Directions: Check each line of the records below and collect those holding "Фаба".

====

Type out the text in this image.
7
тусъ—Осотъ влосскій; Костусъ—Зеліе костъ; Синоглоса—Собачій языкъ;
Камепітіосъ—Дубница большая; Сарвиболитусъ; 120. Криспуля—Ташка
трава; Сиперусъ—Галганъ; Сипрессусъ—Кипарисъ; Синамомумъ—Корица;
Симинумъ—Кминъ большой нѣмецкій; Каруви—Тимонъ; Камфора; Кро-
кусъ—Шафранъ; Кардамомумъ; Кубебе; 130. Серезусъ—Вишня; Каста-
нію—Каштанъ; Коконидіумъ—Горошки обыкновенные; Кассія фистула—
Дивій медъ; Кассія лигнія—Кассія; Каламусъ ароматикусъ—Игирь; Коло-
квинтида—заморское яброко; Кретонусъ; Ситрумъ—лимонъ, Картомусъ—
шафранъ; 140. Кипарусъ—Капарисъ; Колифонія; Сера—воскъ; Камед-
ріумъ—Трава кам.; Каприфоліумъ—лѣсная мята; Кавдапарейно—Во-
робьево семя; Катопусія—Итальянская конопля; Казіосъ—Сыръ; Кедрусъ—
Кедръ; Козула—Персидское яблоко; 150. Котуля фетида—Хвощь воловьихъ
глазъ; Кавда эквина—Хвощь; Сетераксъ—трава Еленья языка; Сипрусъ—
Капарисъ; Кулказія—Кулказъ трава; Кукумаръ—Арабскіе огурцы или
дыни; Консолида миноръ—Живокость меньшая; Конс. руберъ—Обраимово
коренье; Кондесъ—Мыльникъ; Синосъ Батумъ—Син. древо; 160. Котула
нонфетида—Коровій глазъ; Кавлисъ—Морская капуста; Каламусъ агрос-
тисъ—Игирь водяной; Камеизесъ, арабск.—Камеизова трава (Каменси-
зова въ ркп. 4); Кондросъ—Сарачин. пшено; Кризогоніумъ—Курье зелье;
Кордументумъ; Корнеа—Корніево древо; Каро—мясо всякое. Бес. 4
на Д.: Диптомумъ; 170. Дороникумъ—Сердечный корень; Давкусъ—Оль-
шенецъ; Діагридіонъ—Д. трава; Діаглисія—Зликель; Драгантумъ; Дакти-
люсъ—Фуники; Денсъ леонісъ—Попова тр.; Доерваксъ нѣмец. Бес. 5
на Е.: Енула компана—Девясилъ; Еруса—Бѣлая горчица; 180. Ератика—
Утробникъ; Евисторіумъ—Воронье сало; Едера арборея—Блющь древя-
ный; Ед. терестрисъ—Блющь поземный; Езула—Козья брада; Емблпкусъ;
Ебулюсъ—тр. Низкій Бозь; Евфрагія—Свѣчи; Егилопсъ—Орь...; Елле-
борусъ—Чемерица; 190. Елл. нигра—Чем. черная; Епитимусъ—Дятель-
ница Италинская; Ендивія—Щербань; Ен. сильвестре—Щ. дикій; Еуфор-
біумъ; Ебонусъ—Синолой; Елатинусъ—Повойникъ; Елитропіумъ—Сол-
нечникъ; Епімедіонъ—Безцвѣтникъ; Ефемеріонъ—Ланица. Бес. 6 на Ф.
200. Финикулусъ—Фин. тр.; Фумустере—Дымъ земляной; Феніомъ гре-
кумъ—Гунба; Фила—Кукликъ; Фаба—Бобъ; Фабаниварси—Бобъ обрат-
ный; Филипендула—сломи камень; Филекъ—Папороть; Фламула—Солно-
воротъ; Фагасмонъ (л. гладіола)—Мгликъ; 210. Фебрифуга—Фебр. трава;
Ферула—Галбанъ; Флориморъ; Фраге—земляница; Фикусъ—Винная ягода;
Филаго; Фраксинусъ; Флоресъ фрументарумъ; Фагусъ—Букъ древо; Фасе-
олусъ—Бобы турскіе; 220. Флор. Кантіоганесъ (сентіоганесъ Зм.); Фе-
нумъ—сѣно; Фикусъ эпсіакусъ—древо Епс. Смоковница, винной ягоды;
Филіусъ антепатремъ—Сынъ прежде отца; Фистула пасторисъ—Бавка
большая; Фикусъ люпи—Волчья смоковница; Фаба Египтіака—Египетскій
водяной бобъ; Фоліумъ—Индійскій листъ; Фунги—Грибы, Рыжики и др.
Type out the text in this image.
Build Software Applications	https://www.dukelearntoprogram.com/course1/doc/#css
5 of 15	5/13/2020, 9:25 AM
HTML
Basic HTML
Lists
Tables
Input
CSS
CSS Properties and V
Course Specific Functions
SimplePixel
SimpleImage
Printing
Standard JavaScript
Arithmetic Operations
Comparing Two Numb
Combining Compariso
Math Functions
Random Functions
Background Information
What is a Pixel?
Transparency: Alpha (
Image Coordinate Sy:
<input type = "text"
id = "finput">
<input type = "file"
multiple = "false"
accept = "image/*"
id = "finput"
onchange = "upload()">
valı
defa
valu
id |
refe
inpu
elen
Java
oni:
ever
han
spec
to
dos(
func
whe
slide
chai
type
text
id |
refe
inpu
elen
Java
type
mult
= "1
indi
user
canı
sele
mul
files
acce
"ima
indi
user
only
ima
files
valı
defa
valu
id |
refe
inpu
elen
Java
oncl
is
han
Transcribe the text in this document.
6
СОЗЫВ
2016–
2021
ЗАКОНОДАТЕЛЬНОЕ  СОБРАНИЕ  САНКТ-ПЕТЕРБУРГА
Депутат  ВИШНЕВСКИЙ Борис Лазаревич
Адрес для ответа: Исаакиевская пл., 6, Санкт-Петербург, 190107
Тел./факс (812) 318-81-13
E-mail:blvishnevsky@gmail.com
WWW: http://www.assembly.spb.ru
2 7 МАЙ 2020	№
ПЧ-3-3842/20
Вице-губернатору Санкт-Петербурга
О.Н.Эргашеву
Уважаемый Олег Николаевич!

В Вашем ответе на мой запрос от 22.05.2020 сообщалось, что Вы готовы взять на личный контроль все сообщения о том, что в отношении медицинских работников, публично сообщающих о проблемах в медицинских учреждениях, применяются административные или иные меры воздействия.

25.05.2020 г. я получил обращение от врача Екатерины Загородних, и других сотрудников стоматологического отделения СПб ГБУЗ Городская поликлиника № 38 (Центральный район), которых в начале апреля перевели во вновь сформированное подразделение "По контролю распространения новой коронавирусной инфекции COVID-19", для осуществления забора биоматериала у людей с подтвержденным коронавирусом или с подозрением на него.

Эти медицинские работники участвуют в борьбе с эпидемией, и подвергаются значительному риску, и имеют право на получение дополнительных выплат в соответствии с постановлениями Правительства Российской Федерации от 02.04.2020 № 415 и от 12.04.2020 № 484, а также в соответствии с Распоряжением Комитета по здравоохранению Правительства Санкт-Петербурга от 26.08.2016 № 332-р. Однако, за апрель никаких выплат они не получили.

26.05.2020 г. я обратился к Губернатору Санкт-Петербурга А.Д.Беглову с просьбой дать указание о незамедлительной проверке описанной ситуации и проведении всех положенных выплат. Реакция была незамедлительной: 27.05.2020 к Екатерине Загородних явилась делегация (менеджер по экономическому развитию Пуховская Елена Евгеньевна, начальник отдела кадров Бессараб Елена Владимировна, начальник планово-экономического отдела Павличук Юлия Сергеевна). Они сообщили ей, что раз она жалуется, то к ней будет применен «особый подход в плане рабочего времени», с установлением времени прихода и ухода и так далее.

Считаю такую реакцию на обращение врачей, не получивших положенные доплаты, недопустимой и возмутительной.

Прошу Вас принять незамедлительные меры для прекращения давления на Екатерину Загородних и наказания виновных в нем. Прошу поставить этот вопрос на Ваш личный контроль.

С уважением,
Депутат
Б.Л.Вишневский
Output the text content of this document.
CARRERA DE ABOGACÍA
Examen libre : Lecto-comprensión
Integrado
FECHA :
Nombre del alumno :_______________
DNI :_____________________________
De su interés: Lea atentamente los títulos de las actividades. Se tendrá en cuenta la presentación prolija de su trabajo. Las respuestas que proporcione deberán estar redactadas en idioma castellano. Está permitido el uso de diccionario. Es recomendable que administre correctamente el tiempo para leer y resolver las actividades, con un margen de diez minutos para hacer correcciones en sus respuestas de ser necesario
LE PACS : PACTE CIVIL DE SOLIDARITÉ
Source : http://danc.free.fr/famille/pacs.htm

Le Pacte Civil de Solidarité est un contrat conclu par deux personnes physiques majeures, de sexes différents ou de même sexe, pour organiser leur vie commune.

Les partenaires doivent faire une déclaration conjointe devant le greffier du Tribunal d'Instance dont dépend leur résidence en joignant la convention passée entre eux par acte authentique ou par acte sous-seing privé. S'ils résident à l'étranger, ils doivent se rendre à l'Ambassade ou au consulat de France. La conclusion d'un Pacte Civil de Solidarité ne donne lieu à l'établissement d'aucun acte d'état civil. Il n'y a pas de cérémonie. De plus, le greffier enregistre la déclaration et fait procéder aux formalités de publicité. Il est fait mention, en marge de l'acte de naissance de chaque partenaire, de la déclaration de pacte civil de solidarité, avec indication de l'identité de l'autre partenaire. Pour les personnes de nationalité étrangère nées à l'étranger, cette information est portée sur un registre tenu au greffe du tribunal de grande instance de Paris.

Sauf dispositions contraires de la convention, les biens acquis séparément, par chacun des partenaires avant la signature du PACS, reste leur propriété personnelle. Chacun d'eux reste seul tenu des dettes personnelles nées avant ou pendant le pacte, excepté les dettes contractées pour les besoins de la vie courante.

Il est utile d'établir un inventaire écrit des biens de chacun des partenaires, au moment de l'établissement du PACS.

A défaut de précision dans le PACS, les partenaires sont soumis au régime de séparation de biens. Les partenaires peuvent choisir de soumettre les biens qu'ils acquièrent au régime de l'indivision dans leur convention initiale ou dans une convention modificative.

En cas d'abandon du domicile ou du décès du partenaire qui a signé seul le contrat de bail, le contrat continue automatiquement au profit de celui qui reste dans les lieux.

====

Exercise result:
кумъ—Гунба; Фила—Кукликъ; Фаба—Бобъ; Фабаниварси—Бобъ обрат-
большая; Фикусъ люпи—Волчья смоковница; Фаба Египтіака—Египетскій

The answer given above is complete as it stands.